WORK INSTRUCTIONS: Print each line of the listing once more, precisely as given.

Rows from a dataset:
* * * * * * *
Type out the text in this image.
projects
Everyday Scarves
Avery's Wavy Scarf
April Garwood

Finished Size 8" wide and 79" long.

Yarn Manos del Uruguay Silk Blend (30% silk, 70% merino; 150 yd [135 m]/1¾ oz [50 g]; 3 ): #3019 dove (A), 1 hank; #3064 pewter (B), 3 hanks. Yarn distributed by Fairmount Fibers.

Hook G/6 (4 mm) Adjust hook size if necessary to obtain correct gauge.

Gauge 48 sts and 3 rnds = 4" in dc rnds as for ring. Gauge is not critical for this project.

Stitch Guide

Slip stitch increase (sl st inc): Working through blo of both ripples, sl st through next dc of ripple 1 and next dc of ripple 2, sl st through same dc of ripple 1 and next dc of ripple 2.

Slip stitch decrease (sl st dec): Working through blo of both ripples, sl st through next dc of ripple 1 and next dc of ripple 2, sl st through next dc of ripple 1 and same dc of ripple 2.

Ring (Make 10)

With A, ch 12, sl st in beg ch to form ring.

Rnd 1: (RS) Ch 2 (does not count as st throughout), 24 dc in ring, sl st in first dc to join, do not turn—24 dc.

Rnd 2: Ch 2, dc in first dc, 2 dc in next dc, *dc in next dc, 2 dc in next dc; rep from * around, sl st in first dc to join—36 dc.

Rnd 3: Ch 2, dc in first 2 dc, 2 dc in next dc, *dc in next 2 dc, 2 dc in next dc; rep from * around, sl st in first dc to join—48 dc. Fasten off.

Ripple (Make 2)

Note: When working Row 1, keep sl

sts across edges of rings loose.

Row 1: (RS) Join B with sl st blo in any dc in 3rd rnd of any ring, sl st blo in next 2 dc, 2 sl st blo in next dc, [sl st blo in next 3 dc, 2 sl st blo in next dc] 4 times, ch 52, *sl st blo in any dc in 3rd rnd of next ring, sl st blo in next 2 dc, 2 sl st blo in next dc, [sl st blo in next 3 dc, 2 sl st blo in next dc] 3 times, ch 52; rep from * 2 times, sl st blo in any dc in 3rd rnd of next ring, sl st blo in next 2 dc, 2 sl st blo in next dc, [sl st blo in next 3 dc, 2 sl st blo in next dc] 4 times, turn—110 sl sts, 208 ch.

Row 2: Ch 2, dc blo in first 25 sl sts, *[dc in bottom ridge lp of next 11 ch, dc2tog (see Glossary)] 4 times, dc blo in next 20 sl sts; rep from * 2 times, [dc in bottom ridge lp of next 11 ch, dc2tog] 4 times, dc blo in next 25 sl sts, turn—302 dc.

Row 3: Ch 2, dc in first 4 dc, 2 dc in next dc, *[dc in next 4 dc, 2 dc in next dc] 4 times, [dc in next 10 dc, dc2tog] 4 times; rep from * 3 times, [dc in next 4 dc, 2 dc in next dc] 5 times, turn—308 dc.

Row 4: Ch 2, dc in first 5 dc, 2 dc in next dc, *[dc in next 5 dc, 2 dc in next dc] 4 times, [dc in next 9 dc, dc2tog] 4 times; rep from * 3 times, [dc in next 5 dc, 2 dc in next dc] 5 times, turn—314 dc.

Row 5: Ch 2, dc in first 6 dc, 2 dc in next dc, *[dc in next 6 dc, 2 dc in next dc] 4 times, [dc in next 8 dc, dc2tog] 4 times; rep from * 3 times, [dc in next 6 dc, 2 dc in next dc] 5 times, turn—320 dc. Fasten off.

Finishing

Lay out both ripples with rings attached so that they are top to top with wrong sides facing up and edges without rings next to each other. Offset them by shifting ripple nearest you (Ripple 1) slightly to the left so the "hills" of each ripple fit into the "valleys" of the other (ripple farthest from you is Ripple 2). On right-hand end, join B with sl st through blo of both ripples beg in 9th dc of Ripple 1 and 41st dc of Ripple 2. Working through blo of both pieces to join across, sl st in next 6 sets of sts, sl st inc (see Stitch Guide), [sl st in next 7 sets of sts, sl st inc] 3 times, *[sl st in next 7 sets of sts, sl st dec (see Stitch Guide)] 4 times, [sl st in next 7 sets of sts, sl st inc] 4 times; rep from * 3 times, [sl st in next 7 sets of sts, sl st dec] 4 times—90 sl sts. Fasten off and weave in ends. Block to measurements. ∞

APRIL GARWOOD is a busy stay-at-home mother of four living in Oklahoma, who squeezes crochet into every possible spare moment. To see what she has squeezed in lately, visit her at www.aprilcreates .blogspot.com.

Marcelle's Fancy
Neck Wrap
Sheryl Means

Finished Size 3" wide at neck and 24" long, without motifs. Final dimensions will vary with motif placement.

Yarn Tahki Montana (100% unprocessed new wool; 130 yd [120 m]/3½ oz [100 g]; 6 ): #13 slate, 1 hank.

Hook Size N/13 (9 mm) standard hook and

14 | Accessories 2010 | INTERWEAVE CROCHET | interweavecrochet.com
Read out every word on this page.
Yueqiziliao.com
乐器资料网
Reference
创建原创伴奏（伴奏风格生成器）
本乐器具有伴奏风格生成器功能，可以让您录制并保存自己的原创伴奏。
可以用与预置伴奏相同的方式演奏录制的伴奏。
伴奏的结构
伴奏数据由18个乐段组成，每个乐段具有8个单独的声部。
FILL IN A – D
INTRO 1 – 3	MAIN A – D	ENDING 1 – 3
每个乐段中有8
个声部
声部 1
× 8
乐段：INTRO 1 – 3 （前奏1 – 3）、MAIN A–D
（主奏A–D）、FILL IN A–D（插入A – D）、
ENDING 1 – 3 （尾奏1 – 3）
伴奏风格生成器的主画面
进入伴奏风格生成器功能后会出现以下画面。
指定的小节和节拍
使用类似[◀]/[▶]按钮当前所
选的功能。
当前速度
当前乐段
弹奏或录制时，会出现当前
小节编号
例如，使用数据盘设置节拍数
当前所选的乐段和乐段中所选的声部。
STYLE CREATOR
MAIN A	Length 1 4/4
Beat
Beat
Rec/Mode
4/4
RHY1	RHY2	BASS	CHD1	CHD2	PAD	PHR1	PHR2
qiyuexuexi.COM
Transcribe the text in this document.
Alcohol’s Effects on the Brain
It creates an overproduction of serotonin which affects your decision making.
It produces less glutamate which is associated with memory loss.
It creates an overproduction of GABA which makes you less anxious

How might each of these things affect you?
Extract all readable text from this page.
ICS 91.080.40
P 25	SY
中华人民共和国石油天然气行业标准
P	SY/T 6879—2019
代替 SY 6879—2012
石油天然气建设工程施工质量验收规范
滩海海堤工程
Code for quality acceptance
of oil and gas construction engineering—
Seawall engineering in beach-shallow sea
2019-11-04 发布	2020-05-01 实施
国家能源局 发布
* * * * * * *
RESPONSE TO THIS EXERCISE:
Type out the text in this image.
projects
Everyday Scarves
Avery's Wavy Scarf
April Garwood

Finished Size 8" wide and 79" long.

Yarn Manos del Uruguay Silk Blend (30% silk, 70% merino; 150 yd [135 m]/1¾ oz [50 g]; 3 ): #3019 dove (A), 1 hank; #3064 pewter (B), 3 hanks. Yarn distributed by Fairmount Fibers.

Hook G/6 (4 mm) Adjust hook size if necessary to obtain correct gauge.

Gauge 48 sts and 3 rnds = 4" in dc rnds as for ring. Gauge is not critical for this project.

Stitch Guide

Slip stitch increase (sl st inc): Working through blo of both ripples, sl st through next dc of ripple 1 and next dc of ripple 2, sl st through same dc of ripple 1 and next dc of ripple 2.

Slip stitch decrease (sl st dec): Working through blo of both ripples, sl st through next dc of ripple 1 and next dc of ripple 2, sl st through next dc of ripple 1 and same dc of ripple 2.

Ring (Make 10)

With A, ch 12, sl st in beg ch to form ring.

Rnd 1: (RS) Ch 2 (does not count as st throughout), 24 dc in ring, sl st in first dc to join, do not turn—24 dc.

Rnd 2: Ch 2, dc in first dc, 2 dc in next dc, *dc in next dc, 2 dc in next dc; rep from * around, sl st in first dc to join—36 dc.

Rnd 3: Ch 2, dc in first 2 dc, 2 dc in next dc, *dc in next 2 dc, 2 dc in next dc; rep from * around, sl st in first dc to join—48 dc. Fasten off.

Ripple (Make 2)

Note: When working Row 1, keep sl

sts across edges of rings loose.

Row 1: (RS) Join B with sl st blo in any dc in 3rd rnd of any ring, sl st blo in next 2 dc, 2 sl st blo in next dc, [sl st blo in next 3 dc, 2 sl st blo in next dc] 4 times, ch 52, *sl st blo in any dc in 3rd rnd of next ring, sl st blo in next 2 dc, 2 sl st blo in next dc, [sl st blo in next 3 dc, 2 sl st blo in next dc] 3 times, ch 52; rep from * 2 times, sl st blo in any dc in 3rd rnd of next ring, sl st blo in next 2 dc, 2 sl st blo in next dc, [sl st blo in next 3 dc, 2 sl st blo in next dc] 4 times, turn—110 sl sts, 208 ch.

Row 2: Ch 2, dc blo in first 25 sl sts, *[dc in bottom ridge lp of next 11 ch, dc2tog (see Glossary)] 4 times, dc blo in next 20 sl sts; rep from * 2 times, [dc in bottom ridge lp of next 11 ch, dc2tog] 4 times, dc blo in next 25 sl sts, turn—302 dc.

Row 3: Ch 2, dc in first 4 dc, 2 dc in next dc, *[dc in next 4 dc, 2 dc in next dc] 4 times, [dc in next 10 dc, dc2tog] 4 times; rep from * 3 times, [dc in next 4 dc, 2 dc in next dc] 5 times, turn—308 dc.

Row 4: Ch 2, dc in first 5 dc, 2 dc in next dc, *[dc in next 5 dc, 2 dc in next dc] 4 times, [dc in next 9 dc, dc2tog] 4 times; rep from * 3 times, [dc in next 5 dc, 2 dc in next dc] 5 times, turn—314 dc.

Row 5: Ch 2, dc in first 6 dc, 2 dc in next dc, *[dc in next 6 dc, 2 dc in next dc] 4 times, [dc in next 8 dc, dc2tog] 4 times; rep from * 3 times, [dc in next 6 dc, 2 dc in next dc] 5 times, turn—320 dc. Fasten off.

Finishing

Lay out both ripples with rings attached so that they are top to top with wrong sides facing up and edges without rings next to each other. Offset them by shifting ripple nearest you (Ripple 1) slightly to the left so the "hills" of each ripple fit into the "valleys" of the other (ripple farthest from you is Ripple 2). On right-hand end, join B with sl st through blo of both ripples beg in 9th dc of Ripple 1 and 41st dc of Ripple 2. Working through blo of both pieces to join across, sl st in next 6 sets of sts, sl st inc (see Stitch Guide), [sl st in next 7 sets of sts, sl st inc] 3 times, *[sl st in next 7 sets of sts, sl st dec (see Stitch Guide)] 4 times, [sl st in next 7 sets of sts, sl st inc] 4 times; rep from * 3 times, [sl st in next 7 sets of sts, sl st dec] 4 times—90 sl sts. Fasten off and weave in ends. Block to measurements. ∞

APRIL GARWOOD is a busy stay-at-home mother of four living in Oklahoma, who squeezes crochet into every possible spare moment. To see what she has squeezed in lately, visit her at www.aprilcreates .blogspot.com.

Marcelle's Fancy
Neck Wrap
Sheryl Means

Finished Size 3" wide at neck and 24" long, without motifs. Final dimensions will vary with motif placement.

Yarn Tahki Montana (100% unprocessed new wool; 130 yd [120 m]/3½ oz [100 g]; 6 ): #13 slate, 1 hank.

Hook Size N/13 (9 mm) standard hook and

14 | Accessories 2010 | INTERWEAVE CROCHET | interweavecrochet.com
Read out every word on this page.
Yueqiziliao.com
乐器资料网
Reference
创建原创伴奏（伴奏风格生成器）
本乐器具有伴奏风格生成器功能，可以让您录制并保存自己的原创伴奏。
可以用与预置伴奏相同的方式演奏录制的伴奏。
伴奏的结构
伴奏数据由18个乐段组成，每个乐段具有8个单独的声部。
FILL IN A – D
INTRO 1 – 3	MAIN A – D	ENDING 1 – 3
每个乐段中有8
个声部
声部 1
× 8
乐段：INTRO 1 – 3 （前奏1 – 3）、MAIN A–D
（主奏A–D）、FILL IN A–D（插入A – D）、
ENDING 1 – 3 （尾奏1 – 3）
伴奏风格生成器的主画面
进入伴奏风格生成器功能后会出现以下画面。
指定的小节和节拍
使用类似[◀]/[▶]按钮当前所
选的功能。
当前速度
当前乐段
弹奏或录制时，会出现当前
小节编号
例如，使用数据盘设置节拍数
当前所选的乐段和乐段中所选的声部。
STYLE CREATOR
MAIN A	Length 1 4/4
Beat
Beat
Rec/Mode
4/4
RHY1	RHY2	BASS	CHD1	CHD2	PAD	PHR1	PHR2
qiyuexuexi.COM
Transcribe the text in this document.
Alcohol’s Effects on the Brain
It creates an overproduction of serotonin which affects your decision making.
It produces less glutamate which is associated with memory loss.
It creates an overproduction of GABA which makes you less anxious

How might each of these things affect you?
Extract all readable text from this page.
ICS 91.080.40
P 25	SY
中华人民共和国石油天然气行业标准
P	SY/T 6879—2019
代替 SY 6879—2012
石油天然气建设工程施工质量验收规范
滩海海堤工程
Code for quality acceptance
of oil and gas construction engineering—
Seawall engineering in beach-shallow sea
2019-11-04 发布	2020-05-01 实施
国家能源局 发布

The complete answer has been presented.